----- SOURCE MATERIAL -----

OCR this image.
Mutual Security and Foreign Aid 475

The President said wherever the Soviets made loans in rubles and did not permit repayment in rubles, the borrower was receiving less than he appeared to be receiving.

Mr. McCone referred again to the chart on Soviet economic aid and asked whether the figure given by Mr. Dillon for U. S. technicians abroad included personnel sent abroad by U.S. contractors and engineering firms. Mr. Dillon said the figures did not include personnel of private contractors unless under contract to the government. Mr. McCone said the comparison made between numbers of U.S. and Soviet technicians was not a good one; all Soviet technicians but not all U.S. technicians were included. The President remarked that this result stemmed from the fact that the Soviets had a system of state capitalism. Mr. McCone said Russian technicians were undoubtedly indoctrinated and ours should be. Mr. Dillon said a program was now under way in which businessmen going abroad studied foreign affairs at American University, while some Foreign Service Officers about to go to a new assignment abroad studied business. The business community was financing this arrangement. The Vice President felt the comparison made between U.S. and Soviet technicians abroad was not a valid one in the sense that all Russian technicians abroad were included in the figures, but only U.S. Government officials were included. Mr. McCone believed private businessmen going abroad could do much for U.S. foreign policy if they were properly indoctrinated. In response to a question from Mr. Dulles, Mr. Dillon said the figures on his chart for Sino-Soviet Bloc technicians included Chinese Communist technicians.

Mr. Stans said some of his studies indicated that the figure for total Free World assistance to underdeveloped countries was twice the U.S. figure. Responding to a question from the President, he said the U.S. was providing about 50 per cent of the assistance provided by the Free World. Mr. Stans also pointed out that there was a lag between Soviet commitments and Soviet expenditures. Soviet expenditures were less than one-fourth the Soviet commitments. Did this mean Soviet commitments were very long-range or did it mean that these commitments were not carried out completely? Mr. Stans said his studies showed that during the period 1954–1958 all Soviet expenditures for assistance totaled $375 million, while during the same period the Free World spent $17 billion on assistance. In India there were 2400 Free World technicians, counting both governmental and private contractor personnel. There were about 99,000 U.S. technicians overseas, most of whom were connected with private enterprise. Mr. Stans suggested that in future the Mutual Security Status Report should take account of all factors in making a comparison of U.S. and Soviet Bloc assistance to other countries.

-----

Repeat the records above exactly, leaving none out.

OCR this image.
Mutual Security and Foreign Aid 475

The President said wherever the Soviets made loans in rubles and did not permit repayment in rubles, the borrower was receiving less than he appeared to be receiving.

Mr. McCone referred again to the chart on Soviet economic aid and asked whether the figure given by Mr. Dillon for U. S. technicians abroad included personnel sent abroad by U.S. contractors and engineering firms. Mr. Dillon said the figures did not include personnel of private contractors unless under contract to the government. Mr. McCone said the comparison made between numbers of U.S. and Soviet technicians was not a good one; all Soviet technicians but not all U.S. technicians were included. The President remarked that this result stemmed from the fact that the Soviets had a system of state capitalism. Mr. McCone said Russian technicians were undoubtedly indoctrinated and ours should be. Mr. Dillon said a program was now under way in which businessmen going abroad studied foreign affairs at American University, while some Foreign Service Officers about to go to a new assignment abroad studied business. The business community was financing this arrangement. The Vice President felt the comparison made between U.S. and Soviet technicians abroad was not a valid one in the sense that all Russian technicians abroad were included in the figures, but only U.S. Government officials were included. Mr. McCone believed private businessmen going abroad could do much for U.S. foreign policy if they were properly indoctrinated. In response to a question from Mr. Dulles, Mr. Dillon said the figures on his chart for Sino-Soviet Bloc technicians included Chinese Communist technicians.

Mr. Stans said some of his studies indicated that the figure for total Free World assistance to underdeveloped countries was twice the U.S. figure. Responding to a question from the President, he said the U.S. was providing about 50 per cent of the assistance provided by the Free World. Mr. Stans also pointed out that there was a lag between Soviet commitments and Soviet expenditures. Soviet expenditures were less than one-fourth the Soviet commitments. Did this mean Soviet commitments were very long-range or did it mean that these commitments were not carried out completely? Mr. Stans said his studies showed that during the period 1954–1958 all Soviet expenditures for assistance totaled $375 million, while during the same period the Free World spent $17 billion on assistance. In India there were 2400 Free World technicians, counting both governmental and private contractor personnel. There were about 99,000 U.S. technicians overseas, most of whom were connected with private enterprise. Mr. Stans suggested that in future the Mutual Security Status Report should take account of all factors in making a comparison of U.S. and Soviet Bloc assistance to other countries.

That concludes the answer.